**EXTRACT TO READ**
January 28, 2015 Sugirdha 8Comment

Slime, Ooblek, Gak, Flubber, Silly Putty – it’s been called all that. I’d always wanted to make this. The way the goo oozes in your hand is just so irresistible.

 

Slime intro liquid starch.jpg

But I found that I wasn’t going to get the most important ingredient here in Singapore – Borax, which is a laundry compound people elsewhere can find in department stores and it’s just not available in Singapore. So when I looked for alternatives, I found that liquid starch can do the trick too (But the liquid starch should have borax as ingredient). And that is difficult to find too. What I did find in our department stores is this.

Note: This post has 2 recipes, one with Easy on starch spray and other with Epsom Salt. If Easy on starch spray is not available to you, click here to jump to the Epsom Salt recipe.

Method 1: Using Easy On Starch Spray

Slime Starch Ingredients.jpg

Gather and add your ingredients:

  1. Washable School Glue (clear or white)
  2. Food Colour – colour of your choice (green is good because it’s more popular and if you have a Ninja Turtles fan in the house)

**REQUESTS**
a - Answer the following questions using the slime post:
(i) Which ingredient could the writer not find in Singapore?
(ii) Which two products do the post's two recipes use?
(iii) Which two kinds of washable school glue does the ingredient list permit?
b - Extract from the slime post the passage between "But I found" and "Epsom Salt recipe.", inclusive.

**RECORD EXTRACTS**

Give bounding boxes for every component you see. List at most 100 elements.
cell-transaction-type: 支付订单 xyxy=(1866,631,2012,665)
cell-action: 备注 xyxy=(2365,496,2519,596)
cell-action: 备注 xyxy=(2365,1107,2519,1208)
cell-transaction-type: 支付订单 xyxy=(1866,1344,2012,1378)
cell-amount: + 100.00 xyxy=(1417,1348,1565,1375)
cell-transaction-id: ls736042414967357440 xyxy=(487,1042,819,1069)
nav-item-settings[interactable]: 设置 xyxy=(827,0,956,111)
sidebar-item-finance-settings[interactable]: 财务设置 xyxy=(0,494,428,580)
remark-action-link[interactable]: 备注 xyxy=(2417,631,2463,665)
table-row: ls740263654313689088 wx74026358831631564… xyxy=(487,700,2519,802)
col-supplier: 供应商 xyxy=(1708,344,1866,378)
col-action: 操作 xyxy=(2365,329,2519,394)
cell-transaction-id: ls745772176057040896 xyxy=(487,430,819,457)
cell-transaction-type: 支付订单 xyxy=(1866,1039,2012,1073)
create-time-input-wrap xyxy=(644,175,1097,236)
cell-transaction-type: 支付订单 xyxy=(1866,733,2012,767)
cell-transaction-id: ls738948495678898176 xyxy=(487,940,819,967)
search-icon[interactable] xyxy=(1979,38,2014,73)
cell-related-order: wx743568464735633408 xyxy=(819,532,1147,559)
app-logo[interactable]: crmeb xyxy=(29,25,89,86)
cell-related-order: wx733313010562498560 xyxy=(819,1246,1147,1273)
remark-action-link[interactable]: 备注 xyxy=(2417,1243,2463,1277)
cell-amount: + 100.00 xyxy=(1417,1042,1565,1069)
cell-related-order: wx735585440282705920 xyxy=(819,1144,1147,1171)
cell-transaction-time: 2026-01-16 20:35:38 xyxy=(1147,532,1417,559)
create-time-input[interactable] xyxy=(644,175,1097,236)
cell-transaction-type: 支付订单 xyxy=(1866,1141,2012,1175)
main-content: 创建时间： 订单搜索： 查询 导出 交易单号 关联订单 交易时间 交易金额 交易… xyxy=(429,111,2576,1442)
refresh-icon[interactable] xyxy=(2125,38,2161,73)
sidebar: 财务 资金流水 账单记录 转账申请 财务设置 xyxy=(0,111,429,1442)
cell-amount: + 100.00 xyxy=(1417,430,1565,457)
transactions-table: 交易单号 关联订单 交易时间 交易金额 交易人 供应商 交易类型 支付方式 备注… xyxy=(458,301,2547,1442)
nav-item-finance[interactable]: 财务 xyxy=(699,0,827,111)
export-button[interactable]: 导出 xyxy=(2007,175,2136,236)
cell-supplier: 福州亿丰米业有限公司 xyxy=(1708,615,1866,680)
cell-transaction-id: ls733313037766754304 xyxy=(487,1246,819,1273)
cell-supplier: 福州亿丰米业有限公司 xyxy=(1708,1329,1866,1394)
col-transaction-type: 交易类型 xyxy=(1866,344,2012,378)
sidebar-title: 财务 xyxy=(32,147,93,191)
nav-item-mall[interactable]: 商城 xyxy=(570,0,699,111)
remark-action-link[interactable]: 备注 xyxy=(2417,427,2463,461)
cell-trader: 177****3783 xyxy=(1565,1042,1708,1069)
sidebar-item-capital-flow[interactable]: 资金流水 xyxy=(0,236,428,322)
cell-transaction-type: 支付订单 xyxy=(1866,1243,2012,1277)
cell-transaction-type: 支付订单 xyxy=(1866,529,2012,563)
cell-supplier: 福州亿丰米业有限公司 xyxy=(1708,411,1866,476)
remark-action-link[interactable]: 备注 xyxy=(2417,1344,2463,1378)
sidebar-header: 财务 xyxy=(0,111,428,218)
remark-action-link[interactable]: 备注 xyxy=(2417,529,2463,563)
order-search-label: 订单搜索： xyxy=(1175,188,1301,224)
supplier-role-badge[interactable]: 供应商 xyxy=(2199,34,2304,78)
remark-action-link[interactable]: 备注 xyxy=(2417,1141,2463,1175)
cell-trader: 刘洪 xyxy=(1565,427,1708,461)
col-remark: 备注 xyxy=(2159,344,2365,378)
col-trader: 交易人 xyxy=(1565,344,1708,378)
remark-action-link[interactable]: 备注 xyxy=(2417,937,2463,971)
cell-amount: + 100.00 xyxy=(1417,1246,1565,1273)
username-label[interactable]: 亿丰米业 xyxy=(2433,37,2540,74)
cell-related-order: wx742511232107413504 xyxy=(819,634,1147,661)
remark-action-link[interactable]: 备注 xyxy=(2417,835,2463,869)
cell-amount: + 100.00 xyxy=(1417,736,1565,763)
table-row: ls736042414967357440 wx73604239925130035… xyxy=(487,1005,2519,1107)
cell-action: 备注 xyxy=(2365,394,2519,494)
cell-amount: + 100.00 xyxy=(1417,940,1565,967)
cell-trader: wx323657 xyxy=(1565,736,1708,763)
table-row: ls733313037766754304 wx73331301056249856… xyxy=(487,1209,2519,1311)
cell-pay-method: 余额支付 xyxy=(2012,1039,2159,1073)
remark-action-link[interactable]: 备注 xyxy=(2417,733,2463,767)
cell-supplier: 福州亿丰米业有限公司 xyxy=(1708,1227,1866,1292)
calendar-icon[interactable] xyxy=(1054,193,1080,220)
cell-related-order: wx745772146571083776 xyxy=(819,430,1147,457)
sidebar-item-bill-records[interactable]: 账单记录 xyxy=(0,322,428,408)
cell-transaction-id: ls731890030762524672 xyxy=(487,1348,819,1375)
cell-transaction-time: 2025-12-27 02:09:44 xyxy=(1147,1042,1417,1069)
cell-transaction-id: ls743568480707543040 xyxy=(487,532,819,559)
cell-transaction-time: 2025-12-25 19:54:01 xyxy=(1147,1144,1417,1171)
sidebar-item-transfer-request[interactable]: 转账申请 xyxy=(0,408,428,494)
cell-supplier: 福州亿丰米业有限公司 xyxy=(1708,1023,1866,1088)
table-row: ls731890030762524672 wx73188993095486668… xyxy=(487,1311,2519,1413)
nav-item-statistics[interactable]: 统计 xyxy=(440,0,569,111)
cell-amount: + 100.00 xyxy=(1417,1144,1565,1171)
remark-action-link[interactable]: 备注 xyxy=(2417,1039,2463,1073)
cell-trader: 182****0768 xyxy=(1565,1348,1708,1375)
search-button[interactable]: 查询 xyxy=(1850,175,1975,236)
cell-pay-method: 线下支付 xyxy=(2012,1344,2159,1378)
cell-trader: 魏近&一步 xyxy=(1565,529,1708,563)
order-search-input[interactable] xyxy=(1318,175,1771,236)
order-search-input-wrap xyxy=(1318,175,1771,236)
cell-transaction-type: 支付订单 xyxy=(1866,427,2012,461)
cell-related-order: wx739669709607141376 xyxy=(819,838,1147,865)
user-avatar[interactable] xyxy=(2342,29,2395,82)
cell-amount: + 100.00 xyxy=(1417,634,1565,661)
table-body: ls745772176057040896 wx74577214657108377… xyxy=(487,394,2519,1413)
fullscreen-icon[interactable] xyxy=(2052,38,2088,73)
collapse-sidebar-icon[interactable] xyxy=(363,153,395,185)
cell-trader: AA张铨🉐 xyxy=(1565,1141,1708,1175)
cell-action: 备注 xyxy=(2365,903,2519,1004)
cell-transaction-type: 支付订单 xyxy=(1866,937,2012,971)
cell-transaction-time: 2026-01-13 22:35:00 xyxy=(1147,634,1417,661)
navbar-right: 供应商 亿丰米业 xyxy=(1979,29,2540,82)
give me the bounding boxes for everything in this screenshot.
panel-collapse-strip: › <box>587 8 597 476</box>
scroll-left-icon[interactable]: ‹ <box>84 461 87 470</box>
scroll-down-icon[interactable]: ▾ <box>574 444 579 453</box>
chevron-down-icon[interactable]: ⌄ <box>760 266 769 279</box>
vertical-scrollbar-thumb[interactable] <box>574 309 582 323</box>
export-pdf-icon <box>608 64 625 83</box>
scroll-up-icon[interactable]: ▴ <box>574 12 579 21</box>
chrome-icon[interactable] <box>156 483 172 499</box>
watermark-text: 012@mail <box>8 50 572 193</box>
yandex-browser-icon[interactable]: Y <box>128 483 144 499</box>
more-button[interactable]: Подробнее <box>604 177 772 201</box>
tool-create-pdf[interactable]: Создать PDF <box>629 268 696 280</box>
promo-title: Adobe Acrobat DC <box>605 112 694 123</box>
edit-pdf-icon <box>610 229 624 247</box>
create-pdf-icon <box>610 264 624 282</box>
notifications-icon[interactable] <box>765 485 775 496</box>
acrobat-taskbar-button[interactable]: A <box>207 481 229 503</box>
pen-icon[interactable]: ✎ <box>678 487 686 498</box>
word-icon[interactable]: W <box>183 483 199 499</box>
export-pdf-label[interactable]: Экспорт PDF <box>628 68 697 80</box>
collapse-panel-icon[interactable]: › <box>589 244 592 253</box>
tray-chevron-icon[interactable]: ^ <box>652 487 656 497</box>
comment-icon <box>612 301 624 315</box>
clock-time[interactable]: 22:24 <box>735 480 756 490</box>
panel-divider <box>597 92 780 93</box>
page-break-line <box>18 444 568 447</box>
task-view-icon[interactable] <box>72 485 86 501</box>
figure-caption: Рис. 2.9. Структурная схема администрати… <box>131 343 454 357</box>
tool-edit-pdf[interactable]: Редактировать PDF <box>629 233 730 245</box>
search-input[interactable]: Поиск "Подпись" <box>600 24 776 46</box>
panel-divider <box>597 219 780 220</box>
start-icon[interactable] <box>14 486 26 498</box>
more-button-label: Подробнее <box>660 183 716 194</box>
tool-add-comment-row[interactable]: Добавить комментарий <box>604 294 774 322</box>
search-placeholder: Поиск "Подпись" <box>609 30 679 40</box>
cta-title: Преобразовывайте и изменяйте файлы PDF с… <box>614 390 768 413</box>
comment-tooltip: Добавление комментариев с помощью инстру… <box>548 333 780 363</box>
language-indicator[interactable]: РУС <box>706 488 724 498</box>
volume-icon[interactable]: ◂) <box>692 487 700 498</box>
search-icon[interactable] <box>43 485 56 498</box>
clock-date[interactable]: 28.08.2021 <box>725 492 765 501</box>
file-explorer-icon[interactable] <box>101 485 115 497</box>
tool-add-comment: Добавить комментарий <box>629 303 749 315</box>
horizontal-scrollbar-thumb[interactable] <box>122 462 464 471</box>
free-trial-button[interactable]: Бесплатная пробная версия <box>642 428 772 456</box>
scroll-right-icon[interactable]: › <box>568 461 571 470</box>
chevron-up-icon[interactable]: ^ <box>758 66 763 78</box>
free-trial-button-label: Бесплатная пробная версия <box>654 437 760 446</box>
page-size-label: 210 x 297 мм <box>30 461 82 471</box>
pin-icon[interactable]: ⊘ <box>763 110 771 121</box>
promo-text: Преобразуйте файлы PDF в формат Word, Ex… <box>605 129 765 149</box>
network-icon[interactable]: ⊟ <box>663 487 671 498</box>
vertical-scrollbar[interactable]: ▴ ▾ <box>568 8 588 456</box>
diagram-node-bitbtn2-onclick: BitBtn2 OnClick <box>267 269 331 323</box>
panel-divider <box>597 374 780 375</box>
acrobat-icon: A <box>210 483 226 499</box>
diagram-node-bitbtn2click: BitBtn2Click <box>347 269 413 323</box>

**RESULTS BY TASK**
a -
(i) Borax.
(ii) Easy On starch spray and Epsom Salt.
(iii) Clear or white.

b -
But I found that I wasn’t going to get the most important ingredient here in Singapore – Borax, which is a laundry compound people elsewhere can find in department stores and it’s just not available in Singapore. So when I looked for alternatives, I found that liquid starch can do the trick too (But the liquid starch should have borax as ingredient). And that is difficult to find too. What I did find in our department stores is this.

Note: This post has 2 recipes, one with Easy on starch spray and other with Epsom Salt. If Easy on starch spray is not available to you, click here to jump to the Epsom Salt recipe.